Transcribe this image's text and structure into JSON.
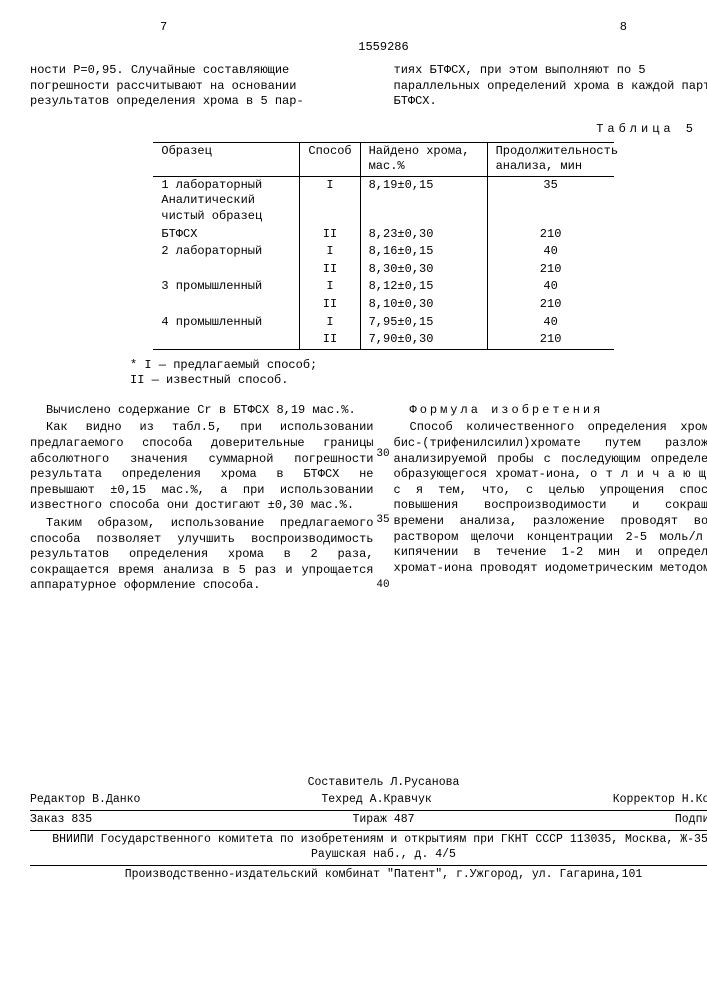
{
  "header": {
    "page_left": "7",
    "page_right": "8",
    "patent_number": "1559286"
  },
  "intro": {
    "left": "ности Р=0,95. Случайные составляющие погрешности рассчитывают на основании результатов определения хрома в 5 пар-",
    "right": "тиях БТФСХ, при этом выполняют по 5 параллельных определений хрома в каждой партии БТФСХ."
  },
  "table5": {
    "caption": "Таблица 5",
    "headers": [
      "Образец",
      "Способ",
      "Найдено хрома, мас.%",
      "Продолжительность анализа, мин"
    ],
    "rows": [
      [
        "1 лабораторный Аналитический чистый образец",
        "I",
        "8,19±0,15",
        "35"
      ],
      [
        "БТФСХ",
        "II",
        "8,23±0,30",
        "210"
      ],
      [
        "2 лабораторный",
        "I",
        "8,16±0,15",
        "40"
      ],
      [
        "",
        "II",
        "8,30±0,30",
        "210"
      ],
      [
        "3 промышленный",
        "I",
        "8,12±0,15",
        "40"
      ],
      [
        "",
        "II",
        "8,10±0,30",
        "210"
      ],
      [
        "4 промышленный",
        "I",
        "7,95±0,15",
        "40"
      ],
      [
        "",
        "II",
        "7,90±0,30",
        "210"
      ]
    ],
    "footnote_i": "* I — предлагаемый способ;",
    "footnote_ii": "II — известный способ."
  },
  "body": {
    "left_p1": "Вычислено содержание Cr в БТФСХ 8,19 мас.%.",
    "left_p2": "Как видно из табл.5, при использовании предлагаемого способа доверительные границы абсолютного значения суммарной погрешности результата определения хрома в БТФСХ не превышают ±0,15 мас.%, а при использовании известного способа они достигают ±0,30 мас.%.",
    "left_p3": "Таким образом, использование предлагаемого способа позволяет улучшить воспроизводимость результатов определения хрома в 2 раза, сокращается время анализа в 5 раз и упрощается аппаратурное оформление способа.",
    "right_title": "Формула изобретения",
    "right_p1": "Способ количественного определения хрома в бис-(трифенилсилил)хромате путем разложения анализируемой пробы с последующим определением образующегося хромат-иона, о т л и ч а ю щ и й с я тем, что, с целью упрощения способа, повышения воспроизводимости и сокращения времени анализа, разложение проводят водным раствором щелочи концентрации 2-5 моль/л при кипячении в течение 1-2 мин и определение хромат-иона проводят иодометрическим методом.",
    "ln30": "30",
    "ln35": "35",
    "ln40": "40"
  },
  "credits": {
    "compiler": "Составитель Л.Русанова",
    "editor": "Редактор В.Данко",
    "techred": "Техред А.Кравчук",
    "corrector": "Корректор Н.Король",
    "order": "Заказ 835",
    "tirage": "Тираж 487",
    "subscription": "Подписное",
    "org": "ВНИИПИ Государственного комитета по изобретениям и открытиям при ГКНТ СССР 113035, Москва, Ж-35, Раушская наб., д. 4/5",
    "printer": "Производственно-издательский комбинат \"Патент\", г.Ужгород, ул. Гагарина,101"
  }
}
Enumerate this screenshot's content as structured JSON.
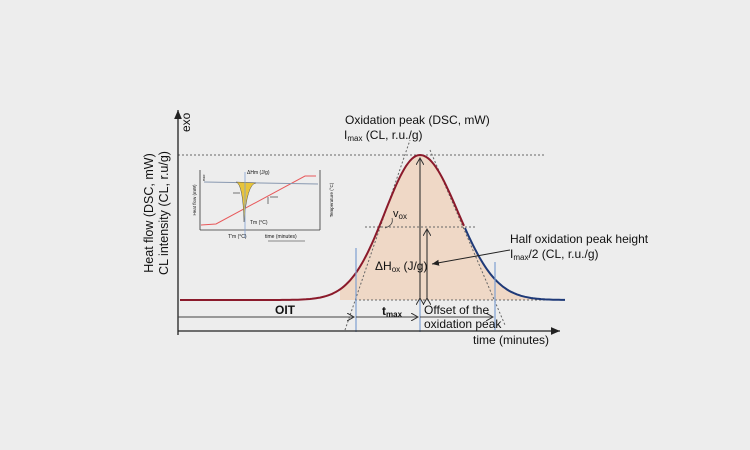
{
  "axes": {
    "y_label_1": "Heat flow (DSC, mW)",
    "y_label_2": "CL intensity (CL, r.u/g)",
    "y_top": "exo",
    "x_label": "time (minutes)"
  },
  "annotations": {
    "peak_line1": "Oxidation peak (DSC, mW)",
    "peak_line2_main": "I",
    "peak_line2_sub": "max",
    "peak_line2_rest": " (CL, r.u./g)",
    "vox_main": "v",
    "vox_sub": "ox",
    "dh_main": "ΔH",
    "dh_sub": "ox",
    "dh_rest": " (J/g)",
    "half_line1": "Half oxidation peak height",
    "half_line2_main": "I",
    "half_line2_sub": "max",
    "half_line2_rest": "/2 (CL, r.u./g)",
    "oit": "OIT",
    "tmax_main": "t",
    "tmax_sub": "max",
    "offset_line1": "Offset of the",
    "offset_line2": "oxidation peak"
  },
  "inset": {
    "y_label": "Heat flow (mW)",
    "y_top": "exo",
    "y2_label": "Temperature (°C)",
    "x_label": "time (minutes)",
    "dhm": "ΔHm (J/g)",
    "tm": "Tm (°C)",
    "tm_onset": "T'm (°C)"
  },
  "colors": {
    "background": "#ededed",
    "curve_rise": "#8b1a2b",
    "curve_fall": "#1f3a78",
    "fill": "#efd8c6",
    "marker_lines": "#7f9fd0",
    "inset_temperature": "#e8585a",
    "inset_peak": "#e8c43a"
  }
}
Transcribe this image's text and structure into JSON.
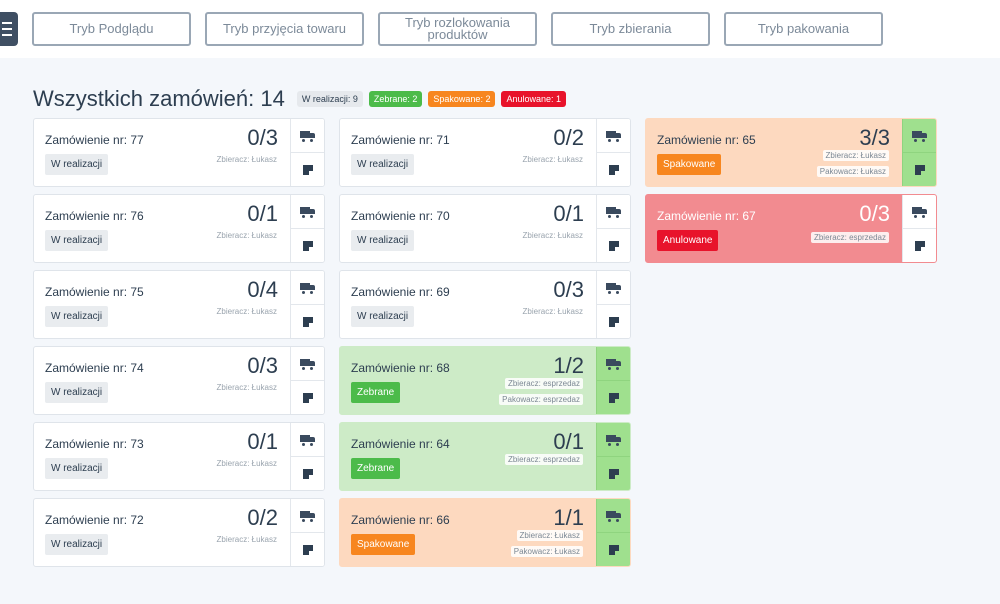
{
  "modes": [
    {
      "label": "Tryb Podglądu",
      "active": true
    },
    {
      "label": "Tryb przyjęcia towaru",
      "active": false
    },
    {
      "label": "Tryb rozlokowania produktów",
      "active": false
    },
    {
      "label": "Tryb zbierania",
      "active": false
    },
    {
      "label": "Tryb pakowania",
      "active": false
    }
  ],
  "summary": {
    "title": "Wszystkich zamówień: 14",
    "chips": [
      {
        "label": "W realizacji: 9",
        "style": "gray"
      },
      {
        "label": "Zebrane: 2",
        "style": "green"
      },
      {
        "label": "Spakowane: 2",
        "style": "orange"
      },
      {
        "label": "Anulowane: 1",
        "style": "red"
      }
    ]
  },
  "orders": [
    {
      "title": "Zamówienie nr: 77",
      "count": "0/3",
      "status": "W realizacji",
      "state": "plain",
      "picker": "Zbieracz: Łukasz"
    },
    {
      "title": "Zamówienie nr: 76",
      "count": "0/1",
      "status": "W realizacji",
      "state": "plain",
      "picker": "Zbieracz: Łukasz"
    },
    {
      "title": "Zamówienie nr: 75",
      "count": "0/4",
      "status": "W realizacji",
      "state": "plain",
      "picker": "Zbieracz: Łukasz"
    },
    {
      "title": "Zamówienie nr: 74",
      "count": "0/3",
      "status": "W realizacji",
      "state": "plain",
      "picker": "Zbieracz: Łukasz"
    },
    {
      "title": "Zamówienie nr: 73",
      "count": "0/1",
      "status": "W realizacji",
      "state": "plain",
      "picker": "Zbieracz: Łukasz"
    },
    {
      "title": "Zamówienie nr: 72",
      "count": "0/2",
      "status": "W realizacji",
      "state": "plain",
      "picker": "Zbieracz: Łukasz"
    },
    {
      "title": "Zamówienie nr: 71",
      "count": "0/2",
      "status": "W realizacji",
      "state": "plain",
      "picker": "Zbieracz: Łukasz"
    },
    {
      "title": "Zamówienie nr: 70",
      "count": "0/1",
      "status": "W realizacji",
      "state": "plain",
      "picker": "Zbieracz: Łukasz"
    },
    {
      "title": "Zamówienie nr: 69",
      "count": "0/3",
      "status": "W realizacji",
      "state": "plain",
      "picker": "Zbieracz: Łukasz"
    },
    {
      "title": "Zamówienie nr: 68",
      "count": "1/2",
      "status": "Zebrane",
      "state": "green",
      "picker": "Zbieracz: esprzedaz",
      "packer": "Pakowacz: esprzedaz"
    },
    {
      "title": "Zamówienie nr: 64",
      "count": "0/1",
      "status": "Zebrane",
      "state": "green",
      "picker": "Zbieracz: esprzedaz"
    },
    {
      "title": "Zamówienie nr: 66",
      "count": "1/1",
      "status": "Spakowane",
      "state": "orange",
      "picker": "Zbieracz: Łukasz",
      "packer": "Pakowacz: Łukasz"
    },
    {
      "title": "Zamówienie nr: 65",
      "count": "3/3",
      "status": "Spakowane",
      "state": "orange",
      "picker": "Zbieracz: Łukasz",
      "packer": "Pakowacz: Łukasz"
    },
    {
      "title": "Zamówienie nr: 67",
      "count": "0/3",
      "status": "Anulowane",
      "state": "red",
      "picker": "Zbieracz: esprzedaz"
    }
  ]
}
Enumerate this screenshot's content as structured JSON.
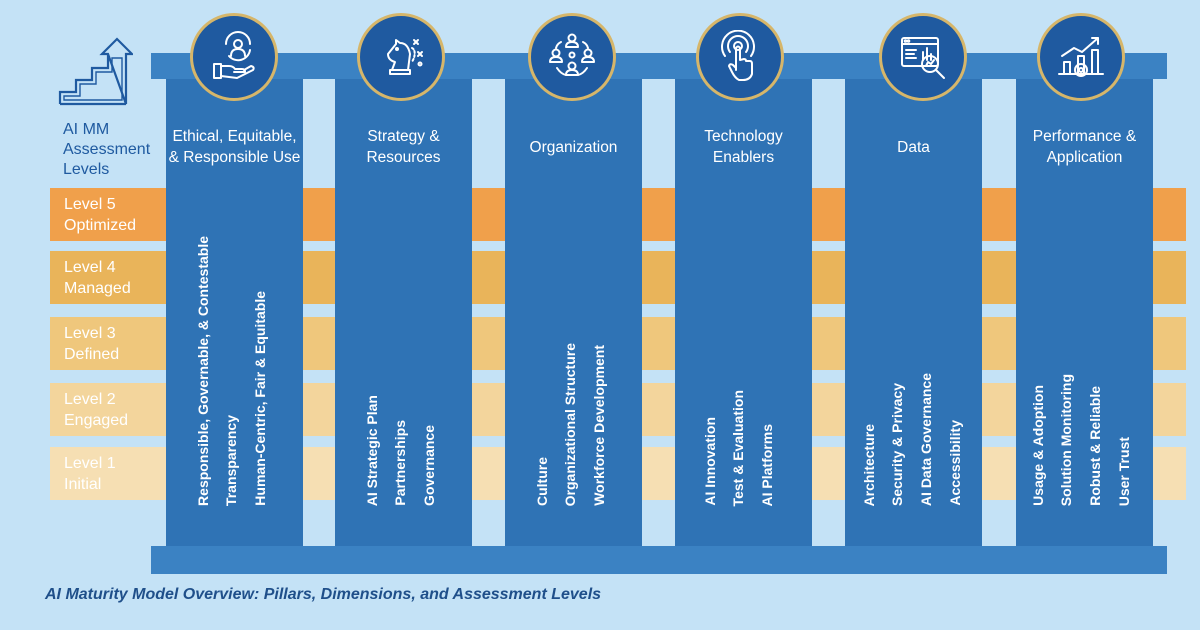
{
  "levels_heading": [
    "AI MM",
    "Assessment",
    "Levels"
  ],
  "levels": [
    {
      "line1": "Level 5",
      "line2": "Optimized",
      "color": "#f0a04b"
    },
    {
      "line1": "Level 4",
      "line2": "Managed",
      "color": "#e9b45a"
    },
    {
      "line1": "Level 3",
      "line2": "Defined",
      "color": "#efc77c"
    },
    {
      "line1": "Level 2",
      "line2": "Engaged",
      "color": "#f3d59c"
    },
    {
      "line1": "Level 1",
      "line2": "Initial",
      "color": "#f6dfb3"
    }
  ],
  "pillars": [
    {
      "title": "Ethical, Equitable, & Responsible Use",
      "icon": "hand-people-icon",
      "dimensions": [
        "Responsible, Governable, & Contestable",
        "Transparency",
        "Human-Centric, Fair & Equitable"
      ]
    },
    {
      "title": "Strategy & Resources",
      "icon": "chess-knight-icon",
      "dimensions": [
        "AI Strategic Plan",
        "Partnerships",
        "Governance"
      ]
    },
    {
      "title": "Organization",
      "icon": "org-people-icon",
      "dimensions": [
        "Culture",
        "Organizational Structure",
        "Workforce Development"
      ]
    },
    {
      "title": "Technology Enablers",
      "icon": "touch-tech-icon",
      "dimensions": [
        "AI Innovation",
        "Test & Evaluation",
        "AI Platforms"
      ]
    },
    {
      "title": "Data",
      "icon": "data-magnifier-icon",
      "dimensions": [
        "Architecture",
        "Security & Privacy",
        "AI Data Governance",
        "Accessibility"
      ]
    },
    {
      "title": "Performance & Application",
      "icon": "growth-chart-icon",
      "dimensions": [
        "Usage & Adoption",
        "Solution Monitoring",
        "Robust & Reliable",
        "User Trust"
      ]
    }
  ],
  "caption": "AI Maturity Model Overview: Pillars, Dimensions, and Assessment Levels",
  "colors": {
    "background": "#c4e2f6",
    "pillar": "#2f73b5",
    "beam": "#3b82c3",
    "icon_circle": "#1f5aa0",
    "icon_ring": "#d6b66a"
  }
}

■ Your objective ■
Pull out each line containing the word "flow" and copy it.

■ Output of the exercise ■
    "y_label_1": "Heat flow (DSC, mW)",
    "y_label": "Heat flow (mW)",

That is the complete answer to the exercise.